_Your instructions_: Find the word "المحقق" in the listing; pull out each line holding it.

[Source data]
________
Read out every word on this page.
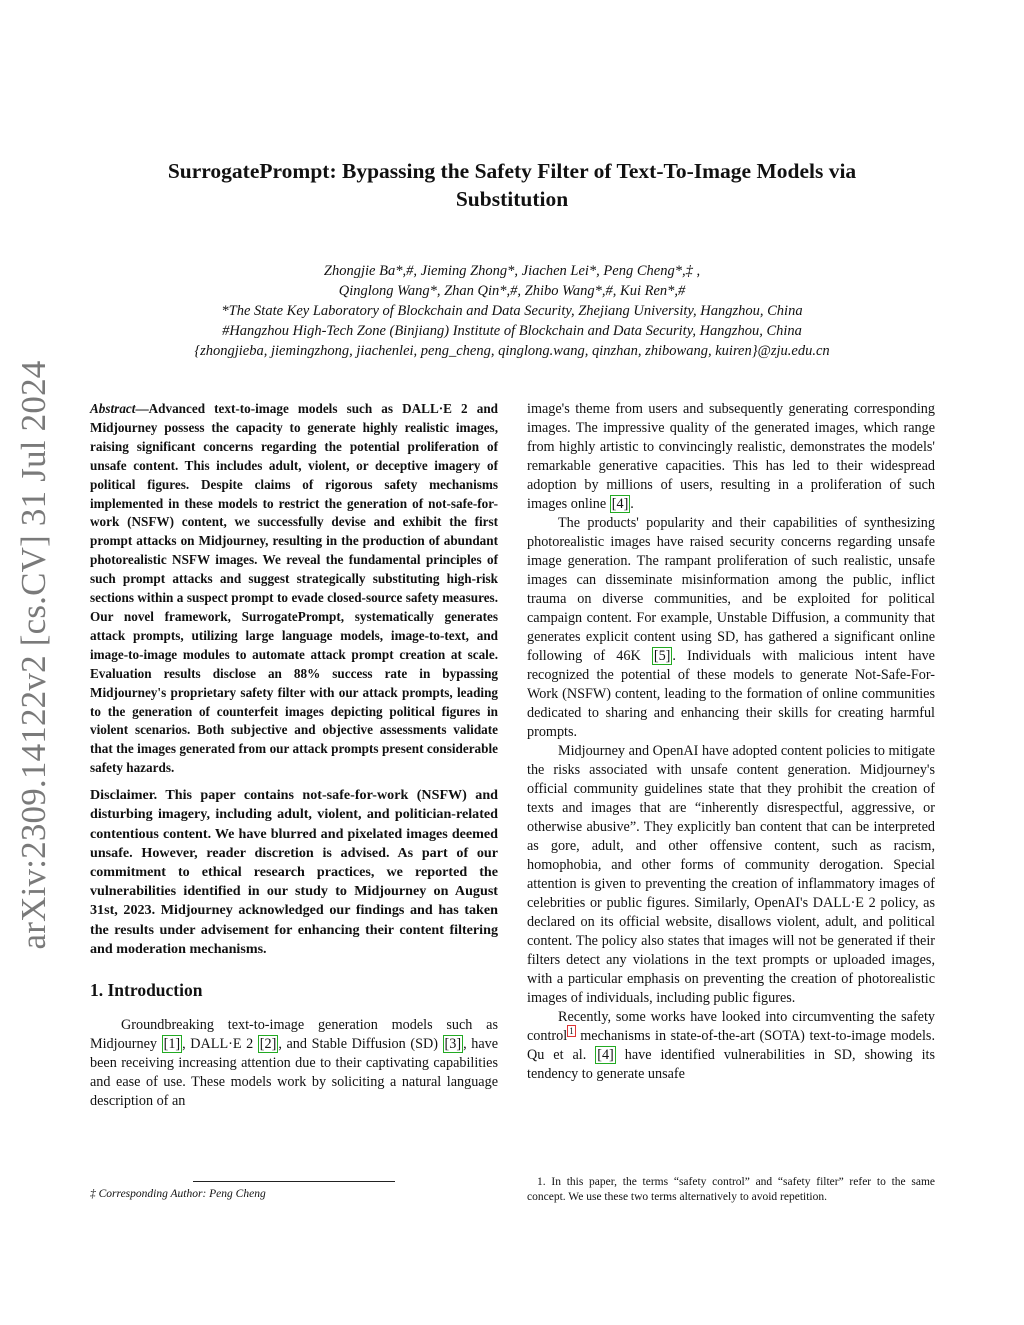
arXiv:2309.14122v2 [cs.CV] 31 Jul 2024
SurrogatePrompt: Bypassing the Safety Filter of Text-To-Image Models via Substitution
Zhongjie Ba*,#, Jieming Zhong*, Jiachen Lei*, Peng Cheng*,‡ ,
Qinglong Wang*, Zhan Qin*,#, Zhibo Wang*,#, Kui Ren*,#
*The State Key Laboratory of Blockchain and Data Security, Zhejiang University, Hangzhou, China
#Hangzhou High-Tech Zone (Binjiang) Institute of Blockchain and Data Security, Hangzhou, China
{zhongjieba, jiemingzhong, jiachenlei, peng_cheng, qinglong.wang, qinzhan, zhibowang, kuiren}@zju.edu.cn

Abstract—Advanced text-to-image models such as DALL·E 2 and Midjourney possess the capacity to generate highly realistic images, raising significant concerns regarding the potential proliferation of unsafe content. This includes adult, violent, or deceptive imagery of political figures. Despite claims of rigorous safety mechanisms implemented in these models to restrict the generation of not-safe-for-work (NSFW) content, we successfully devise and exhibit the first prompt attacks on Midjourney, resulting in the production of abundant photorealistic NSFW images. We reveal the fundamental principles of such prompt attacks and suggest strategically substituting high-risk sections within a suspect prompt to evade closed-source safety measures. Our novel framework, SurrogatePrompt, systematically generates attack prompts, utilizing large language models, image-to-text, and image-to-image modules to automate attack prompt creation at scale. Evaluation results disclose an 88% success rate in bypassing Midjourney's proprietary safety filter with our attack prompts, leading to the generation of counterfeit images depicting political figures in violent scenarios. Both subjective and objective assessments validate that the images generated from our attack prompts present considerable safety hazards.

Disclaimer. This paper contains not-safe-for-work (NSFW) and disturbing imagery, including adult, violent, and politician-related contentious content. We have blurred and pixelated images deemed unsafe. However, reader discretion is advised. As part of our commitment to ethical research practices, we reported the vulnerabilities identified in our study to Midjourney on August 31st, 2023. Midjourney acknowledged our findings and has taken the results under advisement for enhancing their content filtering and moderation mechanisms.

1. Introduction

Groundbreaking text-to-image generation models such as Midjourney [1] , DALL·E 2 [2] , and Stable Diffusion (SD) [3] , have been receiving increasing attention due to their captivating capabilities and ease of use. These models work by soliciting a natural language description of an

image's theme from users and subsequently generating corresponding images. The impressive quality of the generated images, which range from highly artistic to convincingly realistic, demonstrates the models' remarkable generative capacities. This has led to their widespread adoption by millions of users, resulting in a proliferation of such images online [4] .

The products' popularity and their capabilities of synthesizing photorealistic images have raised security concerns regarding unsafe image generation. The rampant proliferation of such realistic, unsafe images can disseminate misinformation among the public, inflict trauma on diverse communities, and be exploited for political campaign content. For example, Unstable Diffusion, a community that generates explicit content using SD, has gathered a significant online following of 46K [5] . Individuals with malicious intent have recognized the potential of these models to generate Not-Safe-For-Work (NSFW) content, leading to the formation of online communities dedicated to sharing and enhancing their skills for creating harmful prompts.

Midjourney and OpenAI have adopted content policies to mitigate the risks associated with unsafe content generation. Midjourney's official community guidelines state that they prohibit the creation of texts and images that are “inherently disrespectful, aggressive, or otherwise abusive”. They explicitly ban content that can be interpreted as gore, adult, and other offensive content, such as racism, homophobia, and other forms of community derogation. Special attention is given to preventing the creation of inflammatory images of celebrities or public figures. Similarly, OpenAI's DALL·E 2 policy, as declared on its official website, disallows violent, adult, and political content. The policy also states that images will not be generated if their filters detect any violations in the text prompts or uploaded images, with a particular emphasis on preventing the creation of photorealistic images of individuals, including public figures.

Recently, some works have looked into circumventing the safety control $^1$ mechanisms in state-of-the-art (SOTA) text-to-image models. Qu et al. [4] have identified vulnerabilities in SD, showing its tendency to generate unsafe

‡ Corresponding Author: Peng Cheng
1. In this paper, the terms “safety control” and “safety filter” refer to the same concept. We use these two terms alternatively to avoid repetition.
________
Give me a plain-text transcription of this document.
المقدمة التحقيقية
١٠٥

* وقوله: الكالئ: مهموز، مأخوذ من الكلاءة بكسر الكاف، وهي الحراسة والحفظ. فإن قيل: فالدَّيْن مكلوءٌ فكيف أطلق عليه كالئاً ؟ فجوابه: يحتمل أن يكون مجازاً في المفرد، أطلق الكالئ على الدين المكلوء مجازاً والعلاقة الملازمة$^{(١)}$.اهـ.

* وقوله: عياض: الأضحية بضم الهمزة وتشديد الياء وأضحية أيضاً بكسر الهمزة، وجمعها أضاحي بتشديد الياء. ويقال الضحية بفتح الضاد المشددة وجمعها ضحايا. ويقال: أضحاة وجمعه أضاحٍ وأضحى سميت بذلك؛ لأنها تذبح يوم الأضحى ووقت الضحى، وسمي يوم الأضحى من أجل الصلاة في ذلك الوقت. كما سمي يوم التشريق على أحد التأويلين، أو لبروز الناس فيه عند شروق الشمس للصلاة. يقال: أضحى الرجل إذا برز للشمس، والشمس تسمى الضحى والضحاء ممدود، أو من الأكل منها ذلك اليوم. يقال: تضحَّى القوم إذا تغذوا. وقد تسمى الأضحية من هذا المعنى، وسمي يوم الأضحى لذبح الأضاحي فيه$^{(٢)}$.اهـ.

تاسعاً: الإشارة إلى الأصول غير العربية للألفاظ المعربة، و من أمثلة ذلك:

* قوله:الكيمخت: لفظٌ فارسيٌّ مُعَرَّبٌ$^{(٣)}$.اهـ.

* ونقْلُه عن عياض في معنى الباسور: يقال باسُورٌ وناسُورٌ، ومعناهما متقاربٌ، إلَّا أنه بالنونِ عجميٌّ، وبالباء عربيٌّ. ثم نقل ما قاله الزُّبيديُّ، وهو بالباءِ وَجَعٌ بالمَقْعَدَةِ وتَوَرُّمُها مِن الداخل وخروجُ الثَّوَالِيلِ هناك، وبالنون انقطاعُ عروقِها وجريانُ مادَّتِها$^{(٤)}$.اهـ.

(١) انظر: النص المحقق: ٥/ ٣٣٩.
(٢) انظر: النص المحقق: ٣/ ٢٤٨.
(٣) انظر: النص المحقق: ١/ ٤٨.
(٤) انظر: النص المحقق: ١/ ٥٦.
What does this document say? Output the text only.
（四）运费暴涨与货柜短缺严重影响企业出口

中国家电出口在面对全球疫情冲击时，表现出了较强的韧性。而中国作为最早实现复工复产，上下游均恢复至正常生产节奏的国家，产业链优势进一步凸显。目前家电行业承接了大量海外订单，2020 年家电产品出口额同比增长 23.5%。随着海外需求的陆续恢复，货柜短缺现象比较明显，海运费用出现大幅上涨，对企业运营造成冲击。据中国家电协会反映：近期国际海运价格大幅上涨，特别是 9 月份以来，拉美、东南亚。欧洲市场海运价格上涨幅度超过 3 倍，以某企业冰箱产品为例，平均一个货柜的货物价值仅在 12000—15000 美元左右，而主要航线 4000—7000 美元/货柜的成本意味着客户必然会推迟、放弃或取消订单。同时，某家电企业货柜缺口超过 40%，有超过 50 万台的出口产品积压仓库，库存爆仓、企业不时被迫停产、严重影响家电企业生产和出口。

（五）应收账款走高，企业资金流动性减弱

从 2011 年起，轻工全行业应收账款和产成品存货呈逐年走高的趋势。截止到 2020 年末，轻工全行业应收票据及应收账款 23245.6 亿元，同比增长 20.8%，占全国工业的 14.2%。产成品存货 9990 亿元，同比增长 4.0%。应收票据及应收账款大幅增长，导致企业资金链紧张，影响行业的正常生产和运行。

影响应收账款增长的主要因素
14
________
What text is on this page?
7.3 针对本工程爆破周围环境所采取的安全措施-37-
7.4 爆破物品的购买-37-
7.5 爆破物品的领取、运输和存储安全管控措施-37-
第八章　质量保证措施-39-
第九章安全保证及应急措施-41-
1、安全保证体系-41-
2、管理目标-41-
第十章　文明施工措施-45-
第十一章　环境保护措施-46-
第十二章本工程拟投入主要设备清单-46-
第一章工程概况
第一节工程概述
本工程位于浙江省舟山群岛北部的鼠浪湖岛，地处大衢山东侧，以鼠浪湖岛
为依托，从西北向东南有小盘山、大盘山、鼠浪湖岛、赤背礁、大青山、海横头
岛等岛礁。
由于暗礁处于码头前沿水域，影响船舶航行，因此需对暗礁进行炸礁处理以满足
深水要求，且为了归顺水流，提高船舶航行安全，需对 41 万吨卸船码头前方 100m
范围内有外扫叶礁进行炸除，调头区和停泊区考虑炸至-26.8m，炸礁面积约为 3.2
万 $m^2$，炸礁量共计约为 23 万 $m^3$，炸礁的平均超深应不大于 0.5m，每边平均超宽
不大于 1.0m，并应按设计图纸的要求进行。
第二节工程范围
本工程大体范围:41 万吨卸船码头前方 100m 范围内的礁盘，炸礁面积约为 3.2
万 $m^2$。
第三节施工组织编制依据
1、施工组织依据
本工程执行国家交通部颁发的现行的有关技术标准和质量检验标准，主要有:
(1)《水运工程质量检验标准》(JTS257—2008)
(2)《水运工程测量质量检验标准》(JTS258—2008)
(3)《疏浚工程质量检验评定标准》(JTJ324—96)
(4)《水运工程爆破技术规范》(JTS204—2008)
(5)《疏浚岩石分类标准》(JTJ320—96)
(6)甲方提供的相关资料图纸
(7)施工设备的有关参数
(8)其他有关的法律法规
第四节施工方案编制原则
________
_Result of this exercise_:
(١) انظر: النص المحقق: ٥/ ٣٣٩.
(٢) انظر: النص المحقق: ٣/ ٢٤٨.
(٣) انظر: النص المحقق: ١/ ٤٨.
(٤) انظر: النص المحقق: ١/ ٥٦.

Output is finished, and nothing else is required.